[Directive] Lines containing the word "content" should be extracted in full.

[Information provided]

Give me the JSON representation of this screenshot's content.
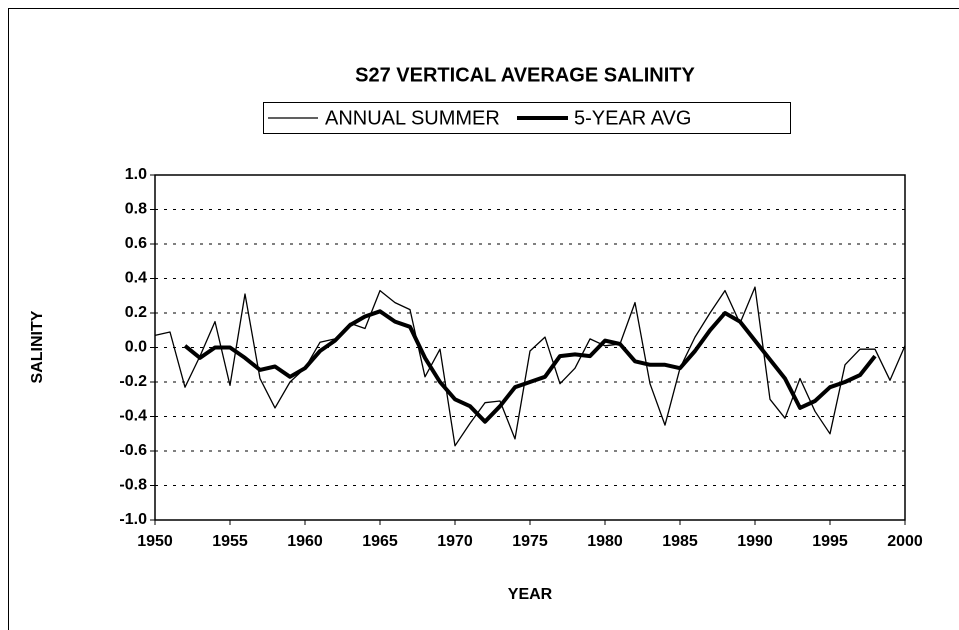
{
  "chart_data": {
    "type": "line",
    "title": "S27 VERTICAL AVERAGE SALINITY",
    "x_label": "YEAR",
    "y_label": "SALINITY",
    "x": [
      1950,
      1951,
      1952,
      1953,
      1954,
      1955,
      1956,
      1957,
      1958,
      1959,
      1960,
      1961,
      1962,
      1963,
      1964,
      1965,
      1966,
      1967,
      1968,
      1969,
      1970,
      1971,
      1972,
      1973,
      1974,
      1975,
      1976,
      1977,
      1978,
      1979,
      1980,
      1981,
      1982,
      1983,
      1984,
      1985,
      1986,
      1987,
      1988,
      1989,
      1990,
      1991,
      1992,
      1993,
      1994,
      1995,
      1996,
      1997,
      1998,
      1999,
      2000
    ],
    "series": [
      {
        "name": "ANNUAL SUMMER",
        "color": "#000000",
        "width": 1.3,
        "values": [
          0.07,
          0.09,
          -0.23,
          -0.05,
          0.15,
          -0.22,
          0.31,
          -0.18,
          -0.35,
          -0.2,
          -0.12,
          0.03,
          0.05,
          0.14,
          0.11,
          0.33,
          0.26,
          0.22,
          -0.17,
          -0.01,
          -0.57,
          -0.44,
          -0.32,
          -0.31,
          -0.53,
          -0.02,
          0.06,
          -0.21,
          -0.12,
          0.05,
          0.01,
          0.02,
          0.26,
          -0.21,
          -0.45,
          -0.12,
          0.06,
          0.2,
          0.33,
          0.14,
          0.35,
          -0.3,
          -0.41,
          -0.18,
          -0.37,
          -0.5,
          -0.1,
          -0.01,
          -0.01,
          -0.19,
          0.01
        ]
      },
      {
        "name": "5-YEAR AVG",
        "color": "#000000",
        "width": 4,
        "values": [
          null,
          null,
          0.01,
          -0.06,
          0.0,
          0.0,
          -0.06,
          -0.13,
          -0.11,
          -0.17,
          -0.12,
          -0.02,
          0.04,
          0.13,
          0.18,
          0.21,
          0.15,
          0.12,
          -0.06,
          -0.2,
          -0.3,
          -0.34,
          -0.43,
          -0.34,
          -0.23,
          -0.2,
          -0.17,
          -0.05,
          -0.04,
          -0.05,
          0.04,
          0.02,
          -0.08,
          -0.1,
          -0.1,
          -0.12,
          -0.02,
          0.1,
          0.2,
          0.15,
          0.04,
          -0.07,
          -0.18,
          -0.35,
          -0.31,
          -0.23,
          -0.2,
          -0.16,
          -0.05,
          null,
          null
        ]
      }
    ],
    "xlim": [
      1950,
      2000
    ],
    "xticks": [
      1950,
      1955,
      1960,
      1965,
      1970,
      1975,
      1980,
      1985,
      1990,
      1995,
      2000
    ],
    "ylim": [
      -1,
      1
    ],
    "yticks": [
      {
        "value": -1,
        "label": "-1.0"
      },
      -0.8,
      -0.6,
      -0.4,
      -0.2,
      {
        "value": 0,
        "label": "0.0"
      },
      0.2,
      0.4,
      0.6,
      0.8,
      {
        "value": 1,
        "label": "1.0"
      }
    ],
    "grid": true,
    "legend": "top"
  }
}
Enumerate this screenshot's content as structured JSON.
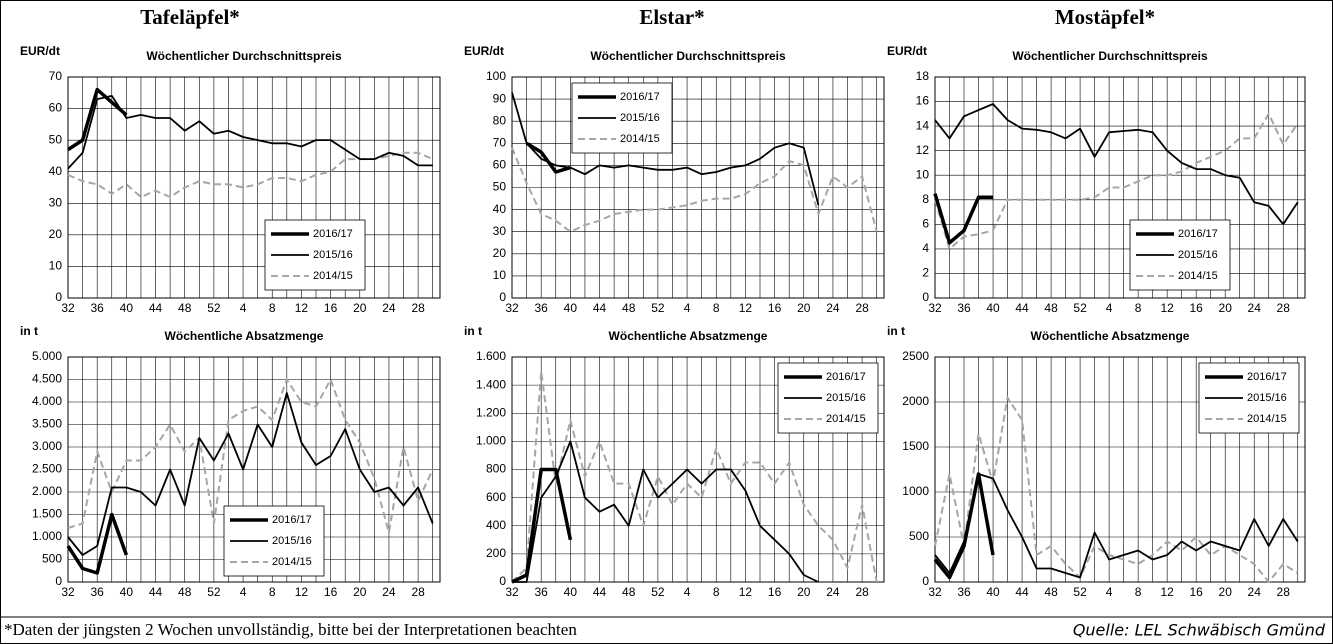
{
  "columns": [
    "Tafeläpfel*",
    "Elstar*",
    "Mostäpfel*"
  ],
  "footnote": "*Daten der jüngsten 2 Wochen unvollständig, bitte bei der Interpretationen beachten",
  "source": "Quelle: LEL Schwäbisch Gmünd",
  "chart_data": [
    {
      "type": "line",
      "title": "Wöchentlicher Durchschnittspreis",
      "ylabel": "EUR/dt",
      "categories": [
        32,
        null,
        36,
        null,
        40,
        null,
        44,
        null,
        48,
        null,
        52,
        null,
        4,
        null,
        8,
        null,
        12,
        null,
        16,
        null,
        20,
        null,
        24,
        null,
        28,
        null
      ],
      "series": [
        {
          "name": "2016/17",
          "color": "#000000",
          "style": "bold",
          "values": [
            47,
            50,
            66,
            62,
            58,
            null,
            null,
            null,
            null,
            null,
            null,
            null,
            null,
            null,
            null,
            null,
            null,
            null,
            null,
            null,
            null,
            null,
            null,
            null,
            null,
            null
          ]
        },
        {
          "name": "2015/16",
          "color": "#000000",
          "style": "solid",
          "values": [
            41,
            46,
            63,
            64,
            57,
            58,
            57,
            57,
            53,
            56,
            52,
            53,
            51,
            50,
            49,
            49,
            48,
            50,
            50,
            47,
            44,
            44,
            46,
            45,
            42,
            42
          ]
        },
        {
          "name": "2014/15",
          "color": "#a6a6a6",
          "style": "dashed",
          "values": [
            39,
            37,
            36,
            33,
            36,
            32,
            34,
            32,
            35,
            37,
            36,
            36,
            35,
            36,
            38,
            38,
            37,
            39,
            40,
            44,
            44,
            44,
            45,
            46,
            46,
            44
          ]
        }
      ],
      "ylim": [
        0,
        70
      ],
      "yticks": [
        0,
        10,
        20,
        30,
        40,
        50,
        60,
        70
      ],
      "grid": true,
      "legend": "lower right"
    },
    {
      "type": "line",
      "title": "Wöchentlicher Durchschnittspreis",
      "ylabel": "EUR/dt",
      "categories": [
        32,
        null,
        36,
        null,
        40,
        null,
        44,
        null,
        48,
        null,
        52,
        null,
        4,
        null,
        8,
        null,
        12,
        null,
        16,
        null,
        20,
        null,
        24,
        null,
        28,
        null
      ],
      "series": [
        {
          "name": "2016/17",
          "color": "#000000",
          "style": "bold",
          "values": [
            null,
            70,
            66,
            57,
            59,
            null,
            null,
            null,
            null,
            null,
            null,
            null,
            null,
            null,
            null,
            null,
            null,
            null,
            null,
            null,
            null,
            null,
            null,
            null,
            null,
            null
          ]
        },
        {
          "name": "2015/16",
          "color": "#000000",
          "style": "solid",
          "values": [
            93,
            70,
            63,
            60,
            59,
            56,
            60,
            59,
            60,
            59,
            58,
            58,
            59,
            56,
            57,
            59,
            60,
            63,
            68,
            70,
            68,
            42,
            null,
            null,
            null,
            null
          ]
        },
        {
          "name": "2014/15",
          "color": "#a6a6a6",
          "style": "dashed",
          "values": [
            68,
            52,
            38,
            35,
            30,
            33,
            35,
            38,
            39,
            40,
            40,
            41,
            42,
            44,
            45,
            45,
            47,
            52,
            55,
            62,
            60,
            38,
            55,
            50,
            55,
            30
          ]
        }
      ],
      "ylim": [
        0,
        100
      ],
      "yticks": [
        0,
        10,
        20,
        30,
        40,
        50,
        60,
        70,
        80,
        90,
        100
      ],
      "grid": true,
      "legend": "upper left"
    },
    {
      "type": "line",
      "title": "Wöchentlicher Durchschnittspreis",
      "ylabel": "EUR/dt",
      "categories": [
        32,
        null,
        36,
        null,
        40,
        null,
        44,
        null,
        48,
        null,
        52,
        null,
        4,
        null,
        8,
        null,
        12,
        null,
        16,
        null,
        20,
        null,
        24,
        null,
        28,
        null
      ],
      "series": [
        {
          "name": "2016/17",
          "color": "#000000",
          "style": "bold",
          "values": [
            8.5,
            4.5,
            5.5,
            8.2,
            8.2,
            null,
            null,
            null,
            null,
            null,
            null,
            null,
            null,
            null,
            null,
            null,
            null,
            null,
            null,
            null,
            null,
            null,
            null,
            null,
            null,
            null
          ]
        },
        {
          "name": "2015/16",
          "color": "#000000",
          "style": "solid",
          "values": [
            14.5,
            13,
            14.8,
            15.3,
            15.8,
            14.5,
            13.8,
            13.7,
            13.5,
            13,
            13.8,
            11.5,
            13.5,
            13.6,
            13.7,
            13.5,
            12,
            11,
            10.5,
            10.5,
            10,
            9.8,
            7.8,
            7.5,
            6,
            7.8
          ]
        },
        {
          "name": "2014/15",
          "color": "#a6a6a6",
          "style": "dashed",
          "values": [
            8,
            4,
            5,
            5.2,
            5.5,
            8,
            8,
            8,
            8,
            8,
            8,
            8.2,
            9,
            9,
            9.5,
            10,
            10,
            10.3,
            11,
            11.5,
            12,
            13,
            13,
            15,
            12.5,
            14.2
          ]
        }
      ],
      "ylim": [
        0,
        18
      ],
      "yticks": [
        0,
        2,
        4,
        6,
        8,
        10,
        12,
        14,
        16,
        18
      ],
      "grid": true,
      "legend": "lower right"
    },
    {
      "type": "line",
      "title": "Wöchentliche Absatzmenge",
      "ylabel": "in t",
      "categories": [
        32,
        null,
        36,
        null,
        40,
        null,
        44,
        null,
        48,
        null,
        52,
        null,
        4,
        null,
        8,
        null,
        12,
        null,
        16,
        null,
        20,
        null,
        24,
        null,
        28,
        null
      ],
      "series": [
        {
          "name": "2016/17",
          "color": "#000000",
          "style": "bold",
          "values": [
            800,
            300,
            200,
            1500,
            600,
            null,
            null,
            null,
            null,
            null,
            null,
            null,
            null,
            null,
            null,
            null,
            null,
            null,
            null,
            null,
            null,
            null,
            null,
            null,
            null,
            null
          ]
        },
        {
          "name": "2015/16",
          "color": "#000000",
          "style": "solid",
          "values": [
            1000,
            600,
            800,
            2100,
            2100,
            2000,
            1700,
            2500,
            1700,
            3200,
            2700,
            3300,
            2500,
            3500,
            3000,
            4200,
            3100,
            2600,
            2800,
            3400,
            2500,
            2000,
            2100,
            1700,
            2100,
            1300
          ]
        },
        {
          "name": "2014/15",
          "color": "#a6a6a6",
          "style": "dashed",
          "values": [
            1200,
            1300,
            2900,
            2000,
            2700,
            2700,
            3000,
            3500,
            2900,
            3200,
            1300,
            3600,
            3800,
            3900,
            3600,
            4500,
            4000,
            3900,
            4500,
            3600,
            3100,
            2300,
            1100,
            3000,
            1800,
            2500
          ]
        }
      ],
      "ylim": [
        0,
        5000
      ],
      "yticks": [
        0,
        500,
        {
          "value": 1000,
          "label": "1.000"
        },
        {
          "value": 1500,
          "label": "1.500"
        },
        {
          "value": 2000,
          "label": "2.000"
        },
        {
          "value": 2500,
          "label": "2.500"
        },
        {
          "value": 3000,
          "label": "3.000"
        },
        {
          "value": 3500,
          "label": "3.500"
        },
        {
          "value": 4000,
          "label": "4.000"
        },
        {
          "value": 4500,
          "label": "4.500"
        },
        {
          "value": 5000,
          "label": "5.000"
        }
      ],
      "grid": true,
      "legend": "lower center"
    },
    {
      "type": "line",
      "title": "Wöchentliche Absatzmenge",
      "ylabel": "in t",
      "categories": [
        32,
        null,
        36,
        null,
        40,
        null,
        44,
        null,
        48,
        null,
        52,
        null,
        4,
        null,
        8,
        null,
        12,
        null,
        16,
        null,
        20,
        null,
        24,
        null,
        28,
        null
      ],
      "series": [
        {
          "name": "2016/17",
          "color": "#000000",
          "style": "bold",
          "values": [
            0,
            50,
            800,
            800,
            300,
            null,
            null,
            null,
            null,
            null,
            null,
            null,
            null,
            null,
            null,
            null,
            null,
            null,
            null,
            null,
            null,
            null,
            null,
            null,
            null,
            null
          ]
        },
        {
          "name": "2015/16",
          "color": "#000000",
          "style": "solid",
          "values": [
            0,
            0,
            600,
            750,
            1000,
            600,
            500,
            550,
            400,
            800,
            600,
            700,
            800,
            700,
            800,
            800,
            650,
            400,
            300,
            200,
            50,
            0,
            null,
            null,
            null,
            null
          ]
        },
        {
          "name": "2014/15",
          "color": "#a6a6a6",
          "style": "dashed",
          "values": [
            0,
            100,
            1500,
            700,
            1150,
            750,
            1000,
            700,
            700,
            400,
            750,
            550,
            700,
            600,
            950,
            700,
            850,
            850,
            700,
            850,
            550,
            400,
            300,
            100,
            550,
            0
          ]
        }
      ],
      "ylim": [
        0,
        1600
      ],
      "yticks": [
        0,
        200,
        400,
        600,
        800,
        {
          "value": 1000,
          "label": "1.000"
        },
        {
          "value": 1200,
          "label": "1.200"
        },
        {
          "value": 1400,
          "label": "1.400"
        },
        {
          "value": 1600,
          "label": "1.600"
        }
      ],
      "grid": true,
      "legend": "upper right"
    },
    {
      "type": "line",
      "title": "Wöchentliche Absatzmenge",
      "ylabel": "in t",
      "categories": [
        32,
        null,
        36,
        null,
        40,
        null,
        44,
        null,
        48,
        null,
        52,
        null,
        4,
        null,
        8,
        null,
        12,
        null,
        16,
        null,
        20,
        null,
        24,
        null,
        28,
        null
      ],
      "series": [
        {
          "name": "2016/17",
          "color": "#000000",
          "style": "bold",
          "values": [
            250,
            50,
            400,
            1200,
            300,
            null,
            null,
            null,
            null,
            null,
            null,
            null,
            null,
            null,
            null,
            null,
            null,
            null,
            null,
            null,
            null,
            null,
            null,
            null,
            null,
            null
          ]
        },
        {
          "name": "2015/16",
          "color": "#000000",
          "style": "solid",
          "values": [
            300,
            100,
            450,
            1200,
            1150,
            800,
            500,
            150,
            150,
            100,
            50,
            550,
            250,
            300,
            350,
            250,
            300,
            450,
            350,
            450,
            400,
            350,
            700,
            400,
            700,
            450
          ]
        },
        {
          "name": "2014/15",
          "color": "#a6a6a6",
          "style": "dashed",
          "values": [
            400,
            1200,
            400,
            1650,
            1100,
            2050,
            1800,
            300,
            400,
            200,
            50,
            400,
            300,
            250,
            200,
            300,
            450,
            350,
            500,
            300,
            400,
            300,
            200,
            0,
            200,
            100
          ]
        }
      ],
      "ylim": [
        0,
        2500
      ],
      "yticks": [
        0,
        500,
        1000,
        1500,
        2000,
        2500
      ],
      "grid": true,
      "legend": "upper right"
    }
  ]
}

[Exercise output]
Give me the JSON representation of this screenshot's content.
Enumerate this screenshot's content as structured JSON.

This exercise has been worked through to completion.